ACTIVITY:
A single number is the answer here: the count of lines in the data below that include the word "nedåt".

*** AVAILABLE DATA ***

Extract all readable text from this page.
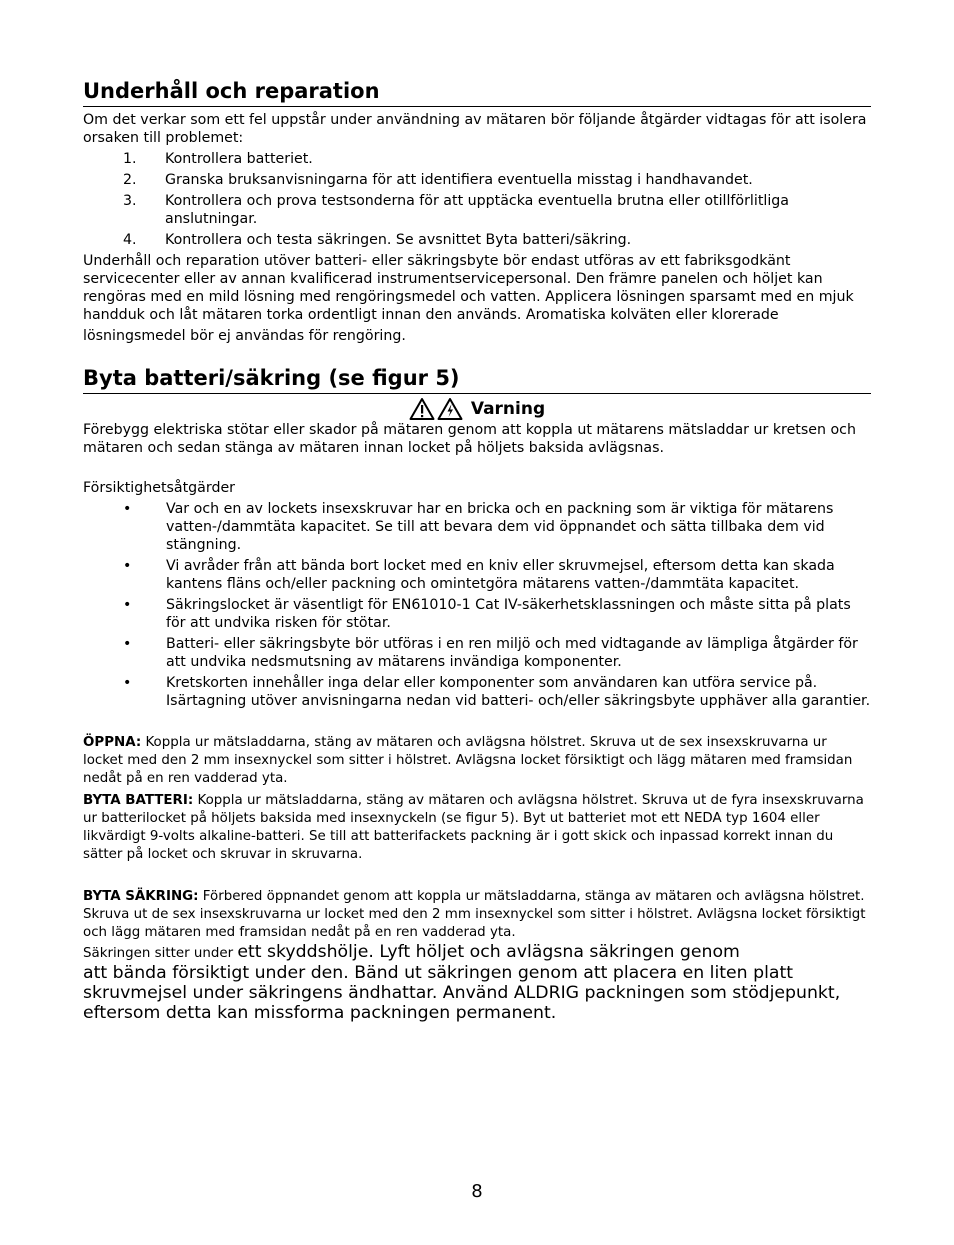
Underhåll och reparation

Om det verkar som ett fel uppstår under användning av mätaren bör följande åtgärder vidtagas för att isolera orsaken till problemet:

1.	Kontrollera batteriet.
2.	Granska bruksanvisningarna för att identifiera eventuella misstag i handhavandet.
3.	Kontrollera och prova testsonderna för att upptäcka eventuella brutna eller otillförlitliga anslutningar.
4.	Kontrollera och testa säkringen. Se avsnittet Byta batteri/säkring.

Underhåll och reparation utöver batteri- eller säkringsbyte bör endast utföras av ett fabriksgodkänt servicecenter eller av annan kvalificerad instrumentservicepersonal. Den främre panelen och höljet kan rengöras med en mild lösning med rengöringsmedel och vatten. Applicera lösningen sparsamt med en mjuk handduk och låt mätaren torka ordentligt innan den används. Aromatiska kolväten eller klorerade
lösningsmedel bör ej användas för rengöring.

Byta batteri/säkring (se figur 5)
Varning

Förebygg elektriska stötar eller skador på mätaren genom att koppla ut mätarens mätsladdar ur kretsen och mätaren och sedan stänga av mätaren innan locket på höljets baksida avlägsnas.

Försiktighetsåtgärder

•	Var och en av lockets insexskruvar har en bricka och en packning som är viktiga för mätarens vatten-/dammtäta kapacitet. Se till att bevara dem vid öppnandet och sätta tillbaka dem vid stängning.
•	Vi avråder från att bända bort locket med en kniv eller skruvmejsel, eftersom detta kan skada kantens fläns och/eller packning och omintetgöra mätarens vatten-/dammtäta kapacitet.
•	Säkringslocket är väsentligt för EN61010-1 Cat IV-säkerhetsklassningen och måste sitta på plats för att undvika risken för stötar.
•	Batteri- eller säkringsbyte bör utföras i en ren miljö och med vidtagande av lämpliga åtgärder för att undvika nedsmutsning av mätarens invändiga komponenter.
•	Kretskorten innehåller inga delar eller komponenter som användaren kan utföra service på. Isärtagning utöver anvisningarna nedan vid batteri- och/eller säkringsbyte upphäver alla garantier.

ÖPPNA: Koppla ur mätsladdarna, stäng av mätaren och avlägsna hölstret. Skruva ut de sex insexskruvarna ur locket med den 2 mm insexnyckel som sitter i hölstret. Avlägsna locket försiktigt och lägg mätaren med framsidan nedåt på en ren vadderad yta.

BYTA BATTERI: Koppla ur mätsladdarna, stäng av mätaren och avlägsna hölstret. Skruva ut de fyra insexskruvarna ur batterilocket på höljets baksida med insexnyckeln (se figur 5). Byt ut batteriet mot ett NEDA typ 1604 eller likvärdigt 9-volts alkaline-batteri. Se till att batterifackets packning är i gott skick och inpassad korrekt innan du sätter på locket och skruvar in skruvarna.

BYTA SÄKRING: Förbered öppnandet genom att koppla ur mätsladdarna, stänga av mätaren och avlägsna hölstret. Skruva ut de sex insexskruvarna ur locket med den 2 mm insexnyckel som sitter i hölstret. Avlägsna locket försiktigt och lägg mätaren med framsidan nedåt på en ren vadderad yta.
Säkringen sitter under ett skyddshölje. Lyft höljet och avlägsna säkringen genom
att bända försiktigt under den. Bänd ut säkringen genom att placera en liten platt skruvmejsel under säkringens ändhattar. Använd ALDRIG packningen som stödjepunkt, eftersom detta kan missforma packningen permanent.

8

*** End of AVAILABLE DATA ***

SOLUTION TO THIS PROBLEM:
2